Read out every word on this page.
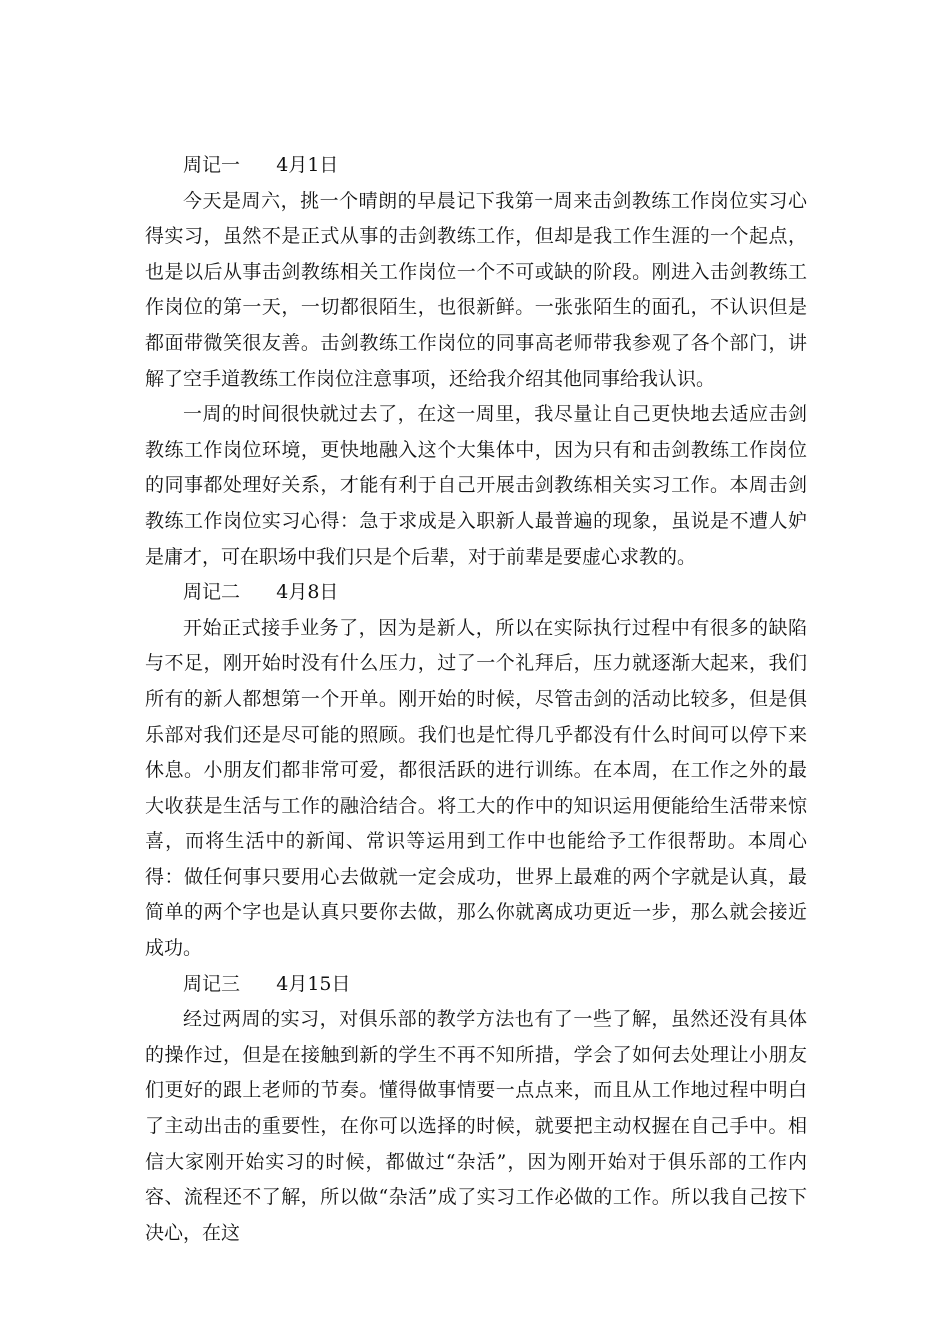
周记一      4月1日

今天是周六，挑一个晴朗的早晨记下我第一周来击剑教练工作岗位实习心得实习，虽然不是正式从事的击剑教练工作，但却是我工作生涯的一个起点，也是以后从事击剑教练相关工作岗位一个不可或缺的阶段。刚进入击剑教练工作岗位的第一天，一切都很陌生，也很新鲜。一张张陌生的面孔，不认识但是都面带微笑很友善。击剑教练工作岗位的同事高老师带我参观了各个部门，讲解了空手道教练工作岗位注意事项，还给我介绍其他同事给我认识。

一周的时间很快就过去了，在这一周里，我尽量让自己更快地去适应击剑教练工作岗位环境，更快地融入这个大集体中，因为只有和击剑教练工作岗位的同事都处理好关系，才能有利于自己开展击剑教练相关实习工作。本周击剑教练工作岗位实习心得：急于求成是入职新人最普遍的现象，虽说是不遭人妒是庸才，可在职场中我们只是个后辈，对于前辈是要虚心求教的。

周记二      4月8日

开始正式接手业务了，因为是新人，所以在实际执行过程中有很多的缺陷与不足，刚开始时没有什么压力，过了一个礼拜后，压力就逐渐大起来，我们所有的新人都想第一个开单。刚开始的时候，尽管击剑的活动比较多，但是俱乐部对我们还是尽可能的照顾。我们也是忙得几乎都没有什么时间可以停下来休息。小朋友们都非常可爱，都很活跃的进行训练。在本周，在工作之外的最大收获是生活与工作的融洽结合。将工大的作中的知识运用便能给生活带来惊喜，而将生活中的新闻、常识等运用到工作中也能给予工作很帮助。本周心得：做任何事只要用心去做就一定会成功，世界上最难的两个字就是认真，最简单的两个字也是认真只要你去做，那么你就离成功更近一步，那么就会接近成功。

周记三      4月15日

经过两周的实习，对俱乐部的教学方法也有了一些了解，虽然还没有具体的操作过，但是在接触到新的学生不再不知所措，学会了如何去处理让小朋友们更好的跟上老师的节奏。懂得做事情要一点点来，而且从工作地过程中明白了主动出击的重要性，在你可以选择的时候，就要把主动权握在自己手中。相信大家刚开始实习的时候，都做过“杂活”，因为刚开始对于俱乐部的工作内容、流程还不了解，所以做“杂活”成了实习工作必做的工作。所以我自己按下决心，在这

> **REQUIRED WORK**: Copy out the whole listing exactly, and don't carry over any pictures.

> **SOLUTION TO THE EXERCISE**:
Read out every word on this page.
周记一      4月1日

今天是周六，挑一个晴朗的早晨记下我第一周来击剑教练工作岗位实习心得实习，虽然不是正式从事的击剑教练工作，但却是我工作生涯的一个起点，也是以后从事击剑教练相关工作岗位一个不可或缺的阶段。刚进入击剑教练工作岗位的第一天，一切都很陌生，也很新鲜。一张张陌生的面孔，不认识但是都面带微笑很友善。击剑教练工作岗位的同事高老师带我参观了各个部门，讲解了空手道教练工作岗位注意事项，还给我介绍其他同事给我认识。

一周的时间很快就过去了，在这一周里，我尽量让自己更快地去适应击剑教练工作岗位环境，更快地融入这个大集体中，因为只有和击剑教练工作岗位的同事都处理好关系，才能有利于自己开展击剑教练相关实习工作。本周击剑教练工作岗位实习心得：急于求成是入职新人最普遍的现象，虽说是不遭人妒是庸才，可在职场中我们只是个后辈，对于前辈是要虚心求教的。

周记二      4月8日

开始正式接手业务了，因为是新人，所以在实际执行过程中有很多的缺陷与不足，刚开始时没有什么压力，过了一个礼拜后，压力就逐渐大起来，我们所有的新人都想第一个开单。刚开始的时候，尽管击剑的活动比较多，但是俱乐部对我们还是尽可能的照顾。我们也是忙得几乎都没有什么时间可以停下来休息。小朋友们都非常可爱，都很活跃的进行训练。在本周，在工作之外的最大收获是生活与工作的融洽结合。将工大的作中的知识运用便能给生活带来惊喜，而将生活中的新闻、常识等运用到工作中也能给予工作很帮助。本周心得：做任何事只要用心去做就一定会成功，世界上最难的两个字就是认真，最简单的两个字也是认真只要你去做，那么你就离成功更近一步，那么就会接近成功。

周记三      4月15日

经过两周的实习，对俱乐部的教学方法也有了一些了解，虽然还没有具体的操作过，但是在接触到新的学生不再不知所措，学会了如何去处理让小朋友们更好的跟上老师的节奏。懂得做事情要一点点来，而且从工作地过程中明白了主动出击的重要性，在你可以选择的时候，就要把主动权握在自己手中。相信大家刚开始实习的时候，都做过“杂活”，因为刚开始对于俱乐部的工作内容、流程还不了解，所以做“杂活”成了实习工作必做的工作。所以我自己按下决心，在这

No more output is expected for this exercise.